A lockout is a work stoppage or denial of employment initiated by the management of a company during a labor dispute. In contrast to a strike, in which employees refuse to work, a lockout is initiated by employers or industry owners.

Lockouts are usually implemented by simply refusing to admit employees onto company premises, and may include changing locks or hiring security guards for the premises. Other implementations include a fine for showing up, or a simple refusal of clocking in on the time clock. For these reasons, lockouts are referred to as the antithesis of strikes.

In professional sports in the United States and Canada, the National Football League, Major League Baseball, the National Basketball Association, and the National Hockey League have all locked out players.

== Causes ==
A lockout is generally an attempt to enforce specific terms of employment upon a group of employees during a dispute. It is often used to convince unionized workers to accept new conditions, such as lower wages. If the union is asking for higher wages, better benefits, or maintaining benefits, a manager may use the threat of a lockout – or an actual lockout – to convince the union to relent.

* * *

§ PROBLEM SET
A – In the passage on lockouts, what are lockouts referred to as?
B – Extract the stretch of the passage on lockouts from "Lockouts are usually" through "locked out players.", copying it word for word.
C – Continue the passage on labor lockouts, starting after its final sentence.

§ MATERIAL PROVIDED
* * *

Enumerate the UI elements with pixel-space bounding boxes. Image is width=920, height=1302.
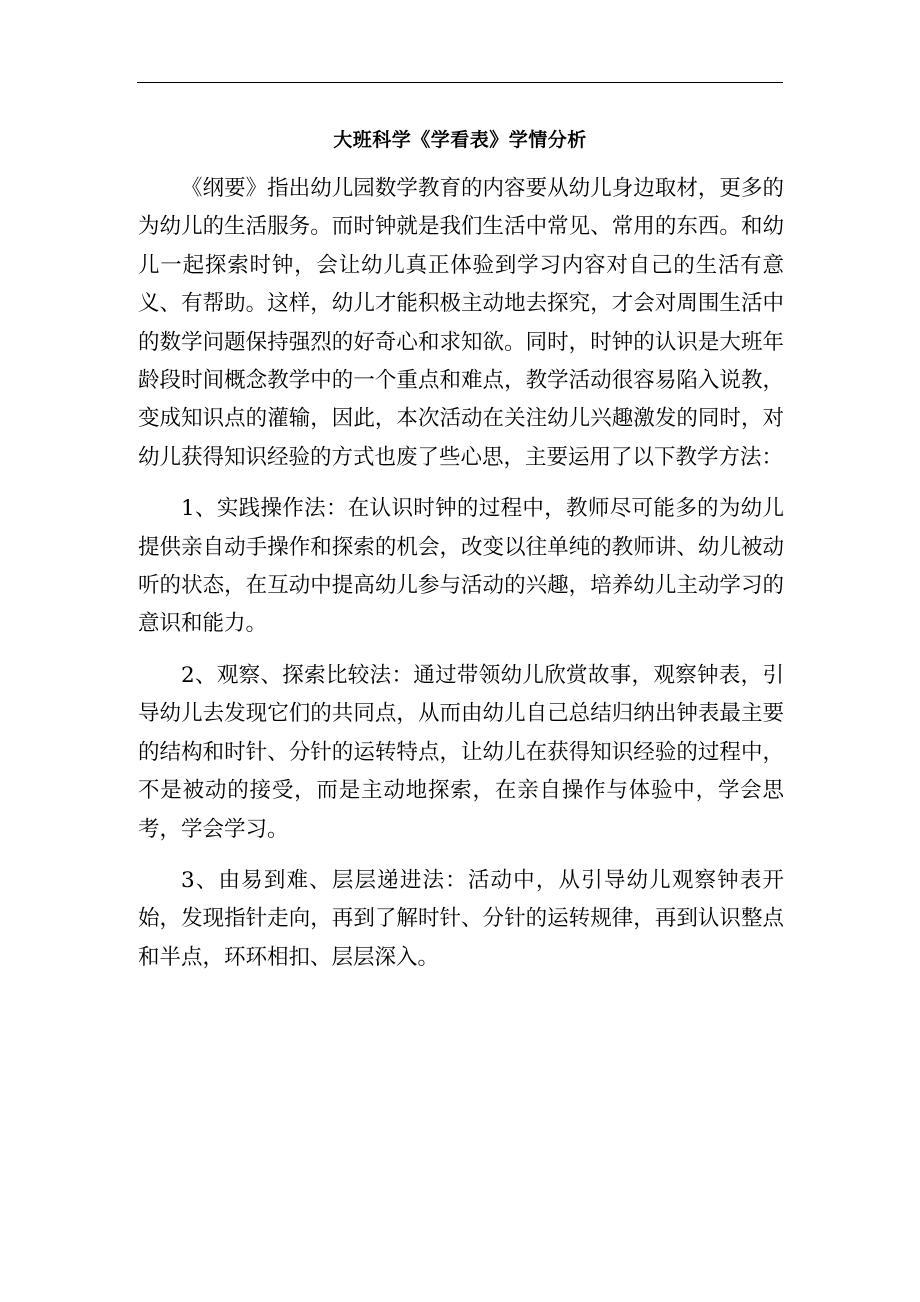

* * *

§ REPLIES
A – The antithesis of strikes.

B –
Lockouts are usually implemented by simply refusing to admit employees onto company premises, and may include changing locks or hiring security guards for the premises. Other implementations include a fine for showing up, or a simple refusal of clocking in on the time clock. For these reasons, lockouts are referred to as the antithesis of strikes.

In professional sports in the United States and Canada, the National Football League, Major League Baseball, the National Basketball Association, and the National Hockey League have all locked out players.

C –
== Examples ==
Far from all labour disputes involve lockouts (or strikes), but lockouts have been used on a large scale around the world during and after industrialization. Some of the lockout incidents are historically significant.

=== Ireland ===
The Dublin Lockout was a major industrial dispute between 20,000 workers and 300 employers in Dublin. The dispute lasted from 26 August 1913 to 18 January 1914, and is often viewed as the most severe and significant industrial dispute in the history of Ireland. Central to the dispute was the right to unionize.

=== United States ===
In the United States, under federal labor law, an employer may hire only temporary replacements during a lockout. In a strike, unless it is an unfair labor practice strike, an employer may legally hire permanent replacements. Also, in many US states, employees who are locked out are eligible to receive unemployment benefits, but they are not eligible for such benefits during a strike.

For the above reasons, many American employers have historically been reluctant to impose lockouts and instead try to provoke a strike. However, as American unions have increasingly begun to resort to slowdowns rather than strikes, lockouts have become a more common tactic of many employers.

In 1892, after several wage cuts and disputes with the employers at the Homestead Steel Mill in Homestead, Pennsylvania, the union called for a strike after the company stopped discussing its decisions with the union. Henry Clay Frick shut down the plant and locked out all workers, preventing them from entering the mill.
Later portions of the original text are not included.